• INPUT ROWS:
-----
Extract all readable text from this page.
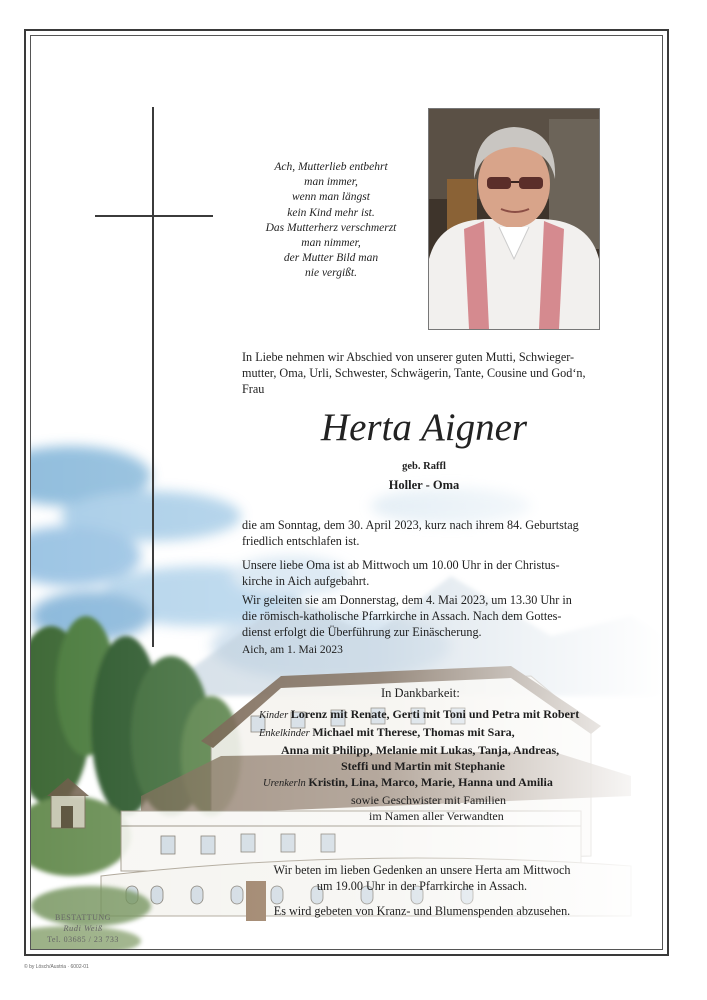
Ach, Mutterlieb entbehrt
man immer,
wenn man längst
kein Kind mehr ist.
Das Mutterherz verschmerzt
man nimmer,
der Mutter Bild man
nie vergißt.
In Liebe nehmen wir Abschied von unserer guten Mutti, Schwieger-
mutter, Oma, Urli, Schwester, Schwägerin, Tante, Cousine und God‘n,
Frau
Herta Aigner
geb. Raffl
Holler - Oma
die am Sonntag, dem 30. April 2023, kurz nach ihrem 84. Geburtstag
friedlich entschlafen ist.
Unsere liebe Oma ist ab Mittwoch um 10.00 Uhr in der Christus-
kirche in Aich aufgebahrt.
Wir geleiten sie am Donnerstag, dem 4. Mai 2023, um 13.30 Uhr in
die römisch-katholische Pfarrkirche in Assach. Nach dem Gottes-
dienst erfolgt die Überführung zur Einäscherung.
Aich, am 1. Mai 2023
In Dankbarkeit:
Kinder Lorenz mit Renate, Gerti mit Toni und Petra mit Robert
Enkelkinder Michael mit Therese, Thomas mit Sara,
Anna mit Philipp, Melanie mit Lukas, Tanja, Andreas,
Steffi und Martin mit Stephanie
Urenkerln Kristin, Lina, Marco, Marie, Hanna und Amilia
sowie Geschwister mit Familien
im Namen aller Verwandten
Wir beten im lieben Gedenken an unsere Herta am Mittwoch
um 19.00 Uhr in der Pfarrkirche in Assach.
Es wird gebeten von Kranz- und Blumenspenden abzusehen.
BESTATTUNG
Rudi Weiß
Tel. 03685 / 23 733
© by Lösch/Austria · 6002-01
-----
• PROBLEM STATEMENT:
The data above should be repeated exactly, minus any pictures.

• REPLY:
Extract all readable text from this page.
Ach, Mutterlieb entbehrt
man immer,
wenn man längst
kein Kind mehr ist.
Das Mutterherz verschmerzt
man nimmer,
der Mutter Bild man
nie vergißt.
In Liebe nehmen wir Abschied von unserer guten Mutti, Schwieger-
mutter, Oma, Urli, Schwester, Schwägerin, Tante, Cousine und God‘n,
Frau
Herta Aigner
geb. Raffl
Holler - Oma
die am Sonntag, dem 30. April 2023, kurz nach ihrem 84. Geburtstag
friedlich entschlafen ist.
Unsere liebe Oma ist ab Mittwoch um 10.00 Uhr in der Christus-
kirche in Aich aufgebahrt.
Wir geleiten sie am Donnerstag, dem 4. Mai 2023, um 13.30 Uhr in
die römisch-katholische Pfarrkirche in Assach. Nach dem Gottes-
dienst erfolgt die Überführung zur Einäscherung.
Aich, am 1. Mai 2023
In Dankbarkeit:
Kinder Lorenz mit Renate, Gerti mit Toni und Petra mit Robert
Enkelkinder Michael mit Therese, Thomas mit Sara,
Anna mit Philipp, Melanie mit Lukas, Tanja, Andreas,
Steffi und Martin mit Stephanie
Urenkerln Kristin, Lina, Marco, Marie, Hanna und Amilia
sowie Geschwister mit Familien
im Namen aller Verwandten
Wir beten im lieben Gedenken an unsere Herta am Mittwoch
um 19.00 Uhr in der Pfarrkirche in Assach.
Es wird gebeten von Kranz- und Blumenspenden abzusehen.
BESTATTUNG
Rudi Weiß
Tel. 03685 / 23 733
© by Lösch/Austria · 6002-01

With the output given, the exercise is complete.